* DESCRIPTION OF THE TASK *
Extract each line of the records below that contains the word "given".

* SUPPLIED INFORMATION *
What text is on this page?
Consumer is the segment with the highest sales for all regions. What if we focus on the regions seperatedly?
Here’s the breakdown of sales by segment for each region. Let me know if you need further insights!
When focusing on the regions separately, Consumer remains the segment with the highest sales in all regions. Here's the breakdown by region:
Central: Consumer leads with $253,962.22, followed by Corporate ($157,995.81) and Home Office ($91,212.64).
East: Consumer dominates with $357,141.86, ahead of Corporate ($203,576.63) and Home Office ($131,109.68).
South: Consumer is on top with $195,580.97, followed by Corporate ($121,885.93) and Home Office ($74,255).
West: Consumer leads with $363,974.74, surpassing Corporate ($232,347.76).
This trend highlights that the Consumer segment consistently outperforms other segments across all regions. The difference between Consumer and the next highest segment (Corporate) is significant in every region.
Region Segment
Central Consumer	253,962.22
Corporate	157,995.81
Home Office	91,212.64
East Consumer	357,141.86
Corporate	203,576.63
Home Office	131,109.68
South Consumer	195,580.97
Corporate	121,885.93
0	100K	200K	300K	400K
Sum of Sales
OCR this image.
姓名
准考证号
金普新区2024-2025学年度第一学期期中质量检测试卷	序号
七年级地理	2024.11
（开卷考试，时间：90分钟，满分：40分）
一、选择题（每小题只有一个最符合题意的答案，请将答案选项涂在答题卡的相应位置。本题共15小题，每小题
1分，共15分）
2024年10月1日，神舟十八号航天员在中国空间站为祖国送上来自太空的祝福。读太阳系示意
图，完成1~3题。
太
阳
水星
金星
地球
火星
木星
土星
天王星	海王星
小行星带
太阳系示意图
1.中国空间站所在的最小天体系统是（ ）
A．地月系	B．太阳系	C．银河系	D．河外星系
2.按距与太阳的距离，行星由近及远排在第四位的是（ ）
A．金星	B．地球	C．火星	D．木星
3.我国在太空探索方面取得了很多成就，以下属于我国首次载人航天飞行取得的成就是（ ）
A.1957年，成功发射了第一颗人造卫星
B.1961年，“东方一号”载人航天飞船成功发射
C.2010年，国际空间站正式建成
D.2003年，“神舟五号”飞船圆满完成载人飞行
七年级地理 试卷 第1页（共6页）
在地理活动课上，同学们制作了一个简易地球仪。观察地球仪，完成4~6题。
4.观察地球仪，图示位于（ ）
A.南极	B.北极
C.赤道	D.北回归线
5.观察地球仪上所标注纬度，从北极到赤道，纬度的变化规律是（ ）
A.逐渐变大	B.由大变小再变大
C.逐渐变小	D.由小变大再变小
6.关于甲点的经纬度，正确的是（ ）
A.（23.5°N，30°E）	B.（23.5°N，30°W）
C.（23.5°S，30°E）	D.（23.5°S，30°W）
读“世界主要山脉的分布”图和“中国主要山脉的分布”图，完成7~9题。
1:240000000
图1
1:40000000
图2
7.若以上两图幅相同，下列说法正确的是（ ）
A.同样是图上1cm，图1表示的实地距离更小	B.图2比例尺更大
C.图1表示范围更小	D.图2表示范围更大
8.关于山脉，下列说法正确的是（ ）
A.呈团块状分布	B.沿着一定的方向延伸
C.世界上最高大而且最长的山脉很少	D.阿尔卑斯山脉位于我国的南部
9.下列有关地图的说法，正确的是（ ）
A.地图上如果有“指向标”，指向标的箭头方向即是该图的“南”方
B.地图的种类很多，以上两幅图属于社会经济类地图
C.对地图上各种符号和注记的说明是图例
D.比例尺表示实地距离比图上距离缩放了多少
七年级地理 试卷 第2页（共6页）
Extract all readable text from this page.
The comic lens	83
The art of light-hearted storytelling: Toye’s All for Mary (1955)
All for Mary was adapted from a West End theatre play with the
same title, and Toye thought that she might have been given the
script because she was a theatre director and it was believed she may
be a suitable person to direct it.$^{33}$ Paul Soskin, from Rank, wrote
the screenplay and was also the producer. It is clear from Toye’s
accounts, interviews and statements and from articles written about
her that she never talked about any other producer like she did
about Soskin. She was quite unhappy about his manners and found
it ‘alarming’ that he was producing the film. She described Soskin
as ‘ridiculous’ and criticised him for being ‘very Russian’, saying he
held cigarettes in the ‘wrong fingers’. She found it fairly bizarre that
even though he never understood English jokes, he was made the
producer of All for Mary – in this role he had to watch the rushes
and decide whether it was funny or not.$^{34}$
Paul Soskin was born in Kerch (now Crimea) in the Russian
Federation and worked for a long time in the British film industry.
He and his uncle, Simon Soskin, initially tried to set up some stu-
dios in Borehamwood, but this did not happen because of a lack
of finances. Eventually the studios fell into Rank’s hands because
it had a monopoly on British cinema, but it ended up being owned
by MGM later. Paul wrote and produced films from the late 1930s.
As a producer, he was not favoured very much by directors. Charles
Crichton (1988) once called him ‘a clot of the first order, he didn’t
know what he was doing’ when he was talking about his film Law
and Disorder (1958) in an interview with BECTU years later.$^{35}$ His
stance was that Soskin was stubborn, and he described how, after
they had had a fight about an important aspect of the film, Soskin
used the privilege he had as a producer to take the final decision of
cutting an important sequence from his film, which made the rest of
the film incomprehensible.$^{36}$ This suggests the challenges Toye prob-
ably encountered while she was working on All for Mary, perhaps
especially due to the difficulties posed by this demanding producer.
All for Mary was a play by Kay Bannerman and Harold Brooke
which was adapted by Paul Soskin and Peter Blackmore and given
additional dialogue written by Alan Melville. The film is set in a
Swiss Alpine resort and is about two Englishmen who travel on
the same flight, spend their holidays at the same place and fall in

* EXERCISE RESPONSE *
same title, and Toye thought that she might have been given the
which was adapted by Paul Soskin and Peter Blackmore and given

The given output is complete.